[Begin PAGE]
From 2021-22, Komische Oper was in the hands of the visionary director Barrie Kosky, and his eclectic and radical programming of opera, operetta and musicals garnered the house many international awards and public recognition. The building is located in a very central position, just a few steps away from the Brandenburger Tor. Its majestic façade is by Kunz Nierade, a German architect famous mostly for his work on the Leipzig Opera House. Since 2023, the building has been undergoing renovations, and the company's productions are currently taking place at a variety of venues around Berlin, including the Schiller Theatre (a short hop from the Deutsche Oper in Charlottenburg) and an unused airport hangar at Berlin Tempelhof Airport.

For a snack or a main meal across the road from Komische Oper, the comfortable and deceptively large Einstein unter den Linden offers superb Viennese-accented fare – they claim that their Wiener Schnitzel is the best in town (we’re not going to argue) and the apple strudel is pretty much unbeatable. By the way, don’t just look for “Cafe Einstein” on Google Maps: there are several others. Savignyplatz is a mere fifteen-minute walk from the Deutsche Oper and the Schiller Theatre. A green oasis in the middle of West Berlin, it is the perfect place to grab a bite pre- or post-performance.
[End PAGE]
**TASKS AND EXERCISES**.
A. Answer these questions about the text on the Komische Oper:
(i) Which architect designed the building's façade?
(ii) Since what year has the building been undergoing renovations?
(iii) Which dish does Einstein unter den Linden claim is the best in town?
B. Reproduce everything in the text on the Komische Oper from "For a snack" down to "pre- or post-performance.".
C. Resume the text on the Komische Oper and the places to eat near its venues, starting after its last sentence.
The data that comes next is separate material and has no connection to the text on the Komische Oper.
[Begin EXTRACTED ENTRIES]
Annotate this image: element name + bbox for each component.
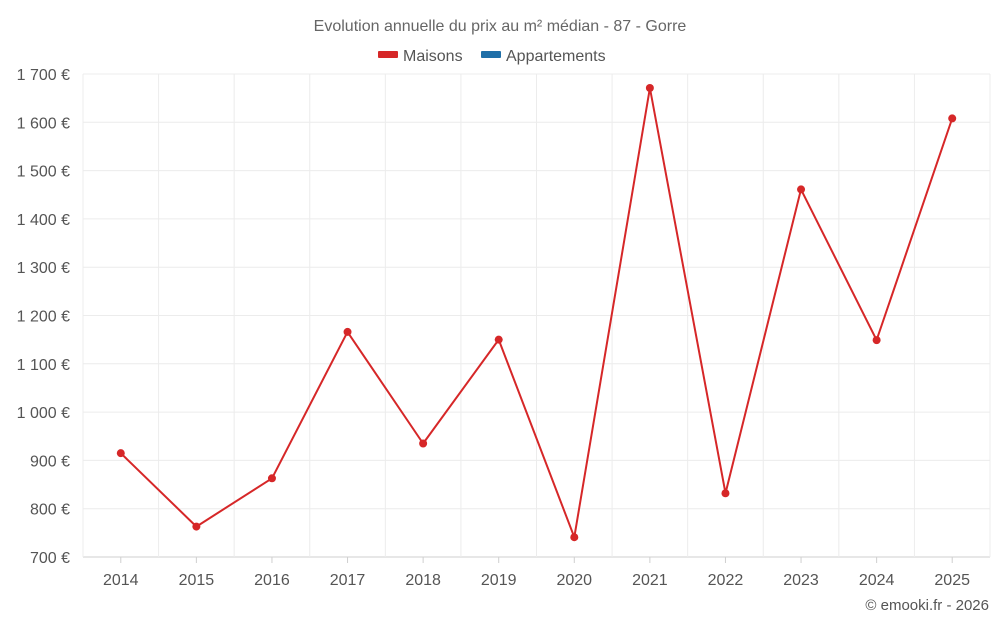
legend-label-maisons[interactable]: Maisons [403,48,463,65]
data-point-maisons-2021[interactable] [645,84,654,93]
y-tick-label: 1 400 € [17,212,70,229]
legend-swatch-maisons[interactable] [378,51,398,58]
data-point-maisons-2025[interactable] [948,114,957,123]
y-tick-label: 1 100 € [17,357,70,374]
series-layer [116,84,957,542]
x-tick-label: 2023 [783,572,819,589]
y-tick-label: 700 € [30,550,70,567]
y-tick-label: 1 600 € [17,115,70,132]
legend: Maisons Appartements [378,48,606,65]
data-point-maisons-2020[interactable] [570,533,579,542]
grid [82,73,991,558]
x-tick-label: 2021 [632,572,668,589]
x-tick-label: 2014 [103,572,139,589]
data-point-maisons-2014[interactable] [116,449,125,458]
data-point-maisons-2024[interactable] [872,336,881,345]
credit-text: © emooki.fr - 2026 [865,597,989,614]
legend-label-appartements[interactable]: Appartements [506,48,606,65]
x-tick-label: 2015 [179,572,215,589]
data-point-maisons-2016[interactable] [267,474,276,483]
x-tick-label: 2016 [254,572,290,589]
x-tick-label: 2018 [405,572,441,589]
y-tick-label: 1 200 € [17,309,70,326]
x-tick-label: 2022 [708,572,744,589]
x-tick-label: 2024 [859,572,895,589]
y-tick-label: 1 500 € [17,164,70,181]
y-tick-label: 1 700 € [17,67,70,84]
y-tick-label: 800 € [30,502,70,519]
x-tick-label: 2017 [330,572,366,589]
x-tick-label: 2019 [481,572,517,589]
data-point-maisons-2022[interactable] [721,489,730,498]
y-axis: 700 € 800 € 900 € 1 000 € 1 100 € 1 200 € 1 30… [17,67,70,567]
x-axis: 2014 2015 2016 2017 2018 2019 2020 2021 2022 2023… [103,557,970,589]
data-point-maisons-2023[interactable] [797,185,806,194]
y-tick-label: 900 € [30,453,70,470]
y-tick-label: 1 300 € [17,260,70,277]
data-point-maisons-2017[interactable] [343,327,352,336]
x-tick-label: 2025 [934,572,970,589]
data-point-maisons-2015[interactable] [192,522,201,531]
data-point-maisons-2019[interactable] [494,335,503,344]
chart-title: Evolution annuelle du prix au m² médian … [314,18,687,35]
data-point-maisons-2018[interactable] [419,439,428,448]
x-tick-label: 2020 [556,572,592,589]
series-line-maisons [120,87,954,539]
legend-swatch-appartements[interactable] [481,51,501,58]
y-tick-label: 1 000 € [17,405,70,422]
[End EXTRACTED ENTRIES]
**THE ANSWERS**.
A.
(i) Kunz Nierade
(ii) 2023
(iii) Its Wiener Schnitzel

B.
For a snack or a main meal across the road from Komische Oper, the comfortable and deceptively large Einstein unter den Linden offers superb Viennese-accented fare – they claim that their Wiener Schnitzel is the best in town (we’re not going to argue) and the apple strudel is pretty much unbeatable. By the way, don’t just look for “Cafe Einstein” on Google Maps: there are several others. Savignyplatz is a mere fifteen-minute walk from the Deutsche Oper and the Schiller Theatre. A green oasis in the middle of West Berlin, it is the perfect place to grab a bite pre- or post-performance.

C.
The Berliner Philharmonie is probably the most iconic concert hall in Berlin. Designed by Hans Scharoun in the early 1960s, it is a good example of organic architecture, a philosophy promoting the cohabitation of human artefacts and the natural world. A temple of acoustic perfection, it was originally developed from Scharoun's idea of “one person opposite another, arranged in circles in sweeping, suspended arcs around soaring crystal pyramids”. The chromatic building stands at the footsteps of the Tiergarten, the second largest urban park in Berlin. Here you can have a stroll and choose between thousands of paths crossing this large expanse.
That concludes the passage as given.